PROBLEM REQUIREMENTS
How many of the lines below hold the word "ylabel"? Answer only with the number.

WORKING DATA below:

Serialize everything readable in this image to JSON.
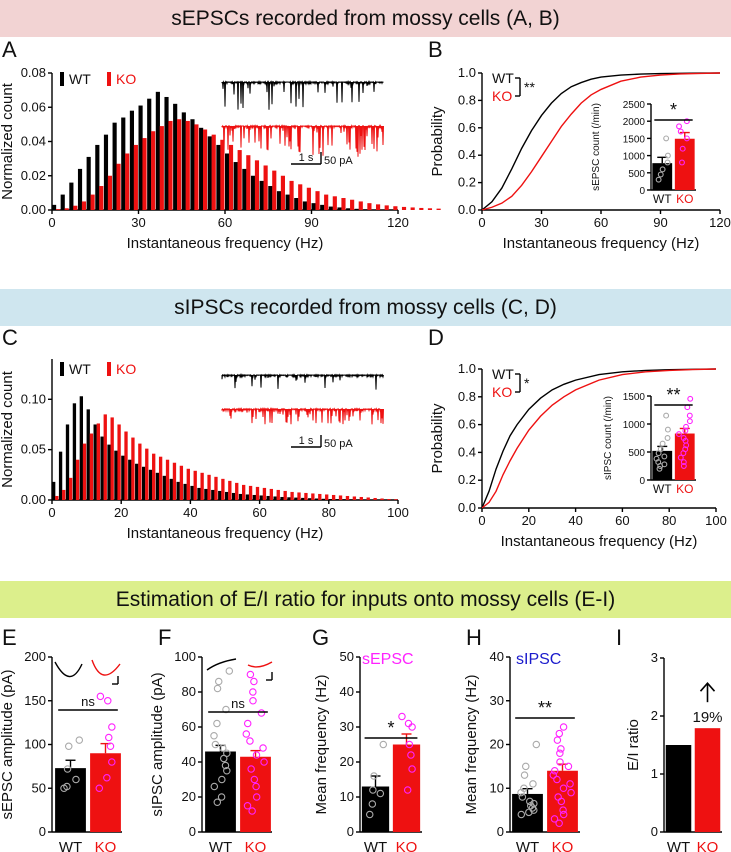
{
  "banners": {
    "top": "sEPSCs recorded from mossy cells (A, B)",
    "middle": "sIPSCs recorded from mossy cells (C, D)",
    "bottom": "Estimation of E/I ratio for inputs onto mossy cells (E-I)"
  },
  "colors": {
    "wt": "#000000",
    "ko": "#ee1111",
    "magenta": "#ff22ff",
    "blue": "#1a1acc",
    "axis": "#000000"
  },
  "trace_scale": {
    "time": "1 s",
    "amplitude": "50 pA"
  },
  "chart_data": [
    {
      "panel": "A",
      "type": "bar",
      "xlabel": "Instantaneous frequency (Hz)",
      "ylabel": "Normalized count",
      "xlim": [
        0,
        120
      ],
      "ylim": [
        0,
        0.08
      ],
      "xticks": [
        "0",
        "30",
        "60",
        "90",
        "120"
      ],
      "yticks": [
        "0.00",
        "0.02",
        "0.04",
        "0.06",
        "0.08"
      ],
      "legend": [
        "WT",
        "KO"
      ],
      "series": [
        {
          "name": "WT",
          "values": [
            0.003,
            0.009,
            0.016,
            0.024,
            0.031,
            0.038,
            0.044,
            0.051,
            0.054,
            0.058,
            0.061,
            0.065,
            0.069,
            0.066,
            0.062,
            0.057,
            0.053,
            0.048,
            0.043,
            0.038,
            0.033,
            0.028,
            0.024,
            0.02,
            0.017,
            0.014,
            0.011,
            0.009,
            0.007,
            0.005,
            0.004,
            0.003,
            0.002,
            0.0015,
            0.001,
            0.0007,
            0.0004,
            0.0002,
            0.0001,
            0.0001
          ]
        },
        {
          "name": "KO",
          "values": [
            0.0005,
            0.001,
            0.0025,
            0.005,
            0.009,
            0.014,
            0.02,
            0.027,
            0.033,
            0.038,
            0.042,
            0.046,
            0.049,
            0.052,
            0.053,
            0.052,
            0.05,
            0.047,
            0.044,
            0.041,
            0.038,
            0.035,
            0.032,
            0.029,
            0.026,
            0.023,
            0.02,
            0.017,
            0.015,
            0.013,
            0.011,
            0.009,
            0.008,
            0.007,
            0.006,
            0.005,
            0.004,
            0.0033,
            0.0027,
            0.0022,
            0.0018,
            0.0015,
            0.0012,
            0.001,
            0.0008
          ]
        }
      ],
      "bin_width": 3
    },
    {
      "panel": "B",
      "type": "line",
      "xlabel": "Instantaneous frequency (Hz)",
      "ylabel": "Probability",
      "xlim": [
        0,
        120
      ],
      "ylim": [
        0,
        1.0
      ],
      "xticks": [
        "0",
        "30",
        "60",
        "90",
        "120"
      ],
      "yticks": [
        "0.0",
        "0.2",
        "0.4",
        "0.6",
        "0.8",
        "1.0"
      ],
      "legend": [
        "WT",
        "KO"
      ],
      "significance": "**",
      "series": [
        {
          "name": "WT",
          "x": [
            0,
            5,
            10,
            15,
            20,
            25,
            30,
            35,
            40,
            45,
            50,
            55,
            60,
            70,
            80,
            90,
            100,
            110,
            120
          ],
          "y": [
            0,
            0.06,
            0.16,
            0.3,
            0.45,
            0.58,
            0.69,
            0.78,
            0.85,
            0.9,
            0.93,
            0.955,
            0.97,
            0.985,
            0.992,
            0.996,
            0.998,
            0.999,
            1.0
          ]
        },
        {
          "name": "KO",
          "x": [
            0,
            5,
            10,
            15,
            20,
            25,
            30,
            35,
            40,
            45,
            50,
            55,
            60,
            70,
            80,
            90,
            100,
            110,
            120
          ],
          "y": [
            0,
            0.02,
            0.05,
            0.1,
            0.18,
            0.28,
            0.39,
            0.5,
            0.61,
            0.7,
            0.78,
            0.84,
            0.88,
            0.94,
            0.97,
            0.985,
            0.993,
            0.997,
            1.0
          ]
        }
      ],
      "inset": {
        "type": "bar",
        "ylabel": "sEPSC count (/min)",
        "ylim": [
          0,
          2500
        ],
        "yticks": [
          "0",
          "500",
          "1000",
          "1500",
          "2000",
          "2500"
        ],
        "categories": [
          "WT",
          "KO"
        ],
        "means": [
          780,
          1490
        ],
        "errors": [
          170,
          180
        ],
        "significance": "*",
        "points": [
          [
            1500,
            1000,
            800,
            600,
            450,
            300
          ],
          [
            2000,
            1850,
            1700,
            1500,
            1200,
            800
          ]
        ]
      }
    },
    {
      "panel": "C",
      "type": "bar",
      "xlabel": "Instantaneous frequency (Hz)",
      "ylabel": "Normalized count",
      "xlim": [
        0,
        100
      ],
      "ylim": [
        0,
        0.14
      ],
      "xticks": [
        "0",
        "20",
        "40",
        "60",
        "80",
        "100"
      ],
      "yticks": [
        "0.00",
        "0.05",
        "0.10"
      ],
      "legend": [
        "WT",
        "KO"
      ],
      "series": [
        {
          "name": "WT",
          "values": [
            0.018,
            0.048,
            0.075,
            0.096,
            0.103,
            0.09,
            0.075,
            0.063,
            0.055,
            0.049,
            0.044,
            0.04,
            0.036,
            0.033,
            0.03,
            0.027,
            0.024,
            0.021,
            0.018,
            0.016,
            0.014,
            0.012,
            0.011,
            0.01,
            0.009,
            0.008,
            0.007,
            0.006,
            0.0055,
            0.005,
            0.0045,
            0.004,
            0.0035,
            0.003,
            0.0027,
            0.0024,
            0.0021,
            0.0018,
            0.0015,
            0.0012,
            0.001,
            0.0009,
            0.0008,
            0.0007,
            0.0006,
            0.0005,
            0.0004,
            0.0003,
            0.0003,
            0.0002
          ]
        },
        {
          "name": "KO",
          "values": [
            0.004,
            0.01,
            0.022,
            0.04,
            0.056,
            0.066,
            0.076,
            0.085,
            0.082,
            0.075,
            0.068,
            0.062,
            0.056,
            0.051,
            0.046,
            0.043,
            0.04,
            0.037,
            0.034,
            0.031,
            0.029,
            0.027,
            0.025,
            0.023,
            0.021,
            0.019,
            0.017,
            0.015,
            0.014,
            0.013,
            0.012,
            0.011,
            0.01,
            0.009,
            0.008,
            0.0075,
            0.007,
            0.0065,
            0.006,
            0.0055,
            0.005,
            0.0045,
            0.004,
            0.0035,
            0.003,
            0.0025,
            0.002,
            0.0015,
            0.001,
            0.0008
          ]
        }
      ],
      "bin_width": 2
    },
    {
      "panel": "D",
      "type": "line",
      "xlabel": "Instantaneous frequency (Hz)",
      "ylabel": "Probability",
      "xlim": [
        0,
        100
      ],
      "ylim": [
        0,
        1.0
      ],
      "xticks": [
        "0",
        "20",
        "40",
        "60",
        "80",
        "100"
      ],
      "yticks": [
        "0.0",
        "0.2",
        "0.4",
        "0.6",
        "0.8",
        "1.0"
      ],
      "legend": [
        "WT",
        "KO"
      ],
      "significance": "*",
      "series": [
        {
          "name": "WT",
          "x": [
            0,
            3,
            6,
            9,
            12,
            15,
            20,
            25,
            30,
            35,
            40,
            50,
            60,
            70,
            80,
            90,
            100
          ],
          "y": [
            0,
            0.12,
            0.28,
            0.41,
            0.52,
            0.6,
            0.71,
            0.79,
            0.85,
            0.89,
            0.92,
            0.96,
            0.98,
            0.99,
            0.995,
            0.998,
            1.0
          ]
        },
        {
          "name": "KO",
          "x": [
            0,
            3,
            6,
            9,
            12,
            15,
            20,
            25,
            30,
            35,
            40,
            50,
            60,
            70,
            80,
            90,
            100
          ],
          "y": [
            0,
            0.04,
            0.12,
            0.24,
            0.34,
            0.43,
            0.56,
            0.66,
            0.74,
            0.8,
            0.85,
            0.92,
            0.96,
            0.98,
            0.99,
            0.996,
            1.0
          ]
        }
      ],
      "inset": {
        "type": "bar",
        "ylabel": "sIPSC count (/min)",
        "ylim": [
          0,
          1500
        ],
        "yticks": [
          "0",
          "500",
          "1000",
          "1500"
        ],
        "categories": [
          "WT",
          "KO"
        ],
        "means": [
          520,
          830
        ],
        "errors": [
          80,
          90
        ],
        "significance": "**",
        "points": [
          [
            1150,
            900,
            750,
            650,
            550,
            480,
            420,
            380,
            320,
            280,
            250,
            200
          ],
          [
            1450,
            1300,
            1150,
            1050,
            950,
            880,
            820,
            750,
            700,
            620,
            550,
            480,
            400,
            320,
            250
          ]
        ]
      }
    },
    {
      "panel": "E",
      "type": "bar",
      "ylabel": "sEPSC amplitude (pA)",
      "ylim": [
        0,
        200
      ],
      "yticks": [
        "0",
        "50",
        "100",
        "150",
        "200"
      ],
      "categories": [
        "WT",
        "KO"
      ],
      "means": [
        73,
        90
      ],
      "errors": [
        9,
        11
      ],
      "significance": "ns",
      "points": [
        [
          105,
          98,
          72,
          60,
          52,
          50
        ],
        [
          155,
          150,
          120,
          108,
          98,
          80,
          62,
          50
        ]
      ]
    },
    {
      "panel": "F",
      "type": "bar",
      "ylabel": "sIPSC amplitude (pA)",
      "ylim": [
        0,
        100
      ],
      "yticks": [
        "0",
        "20",
        "40",
        "60",
        "80",
        "100"
      ],
      "categories": [
        "WT",
        "KO"
      ],
      "means": [
        46,
        43
      ],
      "errors": [
        3.5,
        3.5
      ],
      "significance": "ns",
      "points": [
        [
          92,
          86,
          82,
          70,
          62,
          55,
          50,
          48,
          45,
          42,
          38,
          35,
          30,
          26,
          20,
          17
        ],
        [
          90,
          86,
          80,
          75,
          68,
          62,
          56,
          52,
          48,
          44,
          40,
          36,
          30,
          26,
          20,
          15,
          12
        ]
      ]
    },
    {
      "panel": "G",
      "type": "bar",
      "series_label": "sEPSC",
      "ylabel": "Mean frequency (Hz)",
      "ylim": [
        0,
        50
      ],
      "yticks": [
        "0",
        "10",
        "20",
        "30",
        "40",
        "50"
      ],
      "categories": [
        "WT",
        "KO"
      ],
      "means": [
        13,
        25
      ],
      "errors": [
        3,
        3
      ],
      "significance": "*",
      "points": [
        [
          25,
          16,
          12,
          11,
          8,
          5
        ],
        [
          33,
          31,
          30,
          25,
          22,
          18,
          12
        ]
      ]
    },
    {
      "panel": "H",
      "type": "bar",
      "series_label": "sIPSC",
      "ylabel": "Mean frequency (Hz)",
      "ylim": [
        0,
        40
      ],
      "yticks": [
        "0",
        "10",
        "20",
        "30",
        "40"
      ],
      "categories": [
        "WT",
        "KO"
      ],
      "means": [
        8.7,
        14
      ],
      "errors": [
        1.2,
        1.5
      ],
      "significance": "**",
      "points": [
        [
          20,
          15,
          13,
          11,
          10,
          9,
          8,
          7,
          6.5,
          6,
          5.5,
          5,
          4.5,
          4
        ],
        [
          24,
          22.5,
          21,
          19,
          18,
          16,
          15,
          14,
          13,
          12,
          11,
          10,
          9,
          8,
          7,
          5,
          4,
          3,
          2
        ]
      ]
    },
    {
      "panel": "I",
      "type": "bar",
      "ylabel": "E/I ratio",
      "ylim": [
        0,
        3
      ],
      "yticks": [
        "0",
        "1",
        "2",
        "3"
      ],
      "categories": [
        "WT",
        "KO"
      ],
      "values": [
        1.5,
        1.79
      ],
      "annotation": "19%"
    }
  ]
}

End of WORKING DATA.

TASK RESULT
11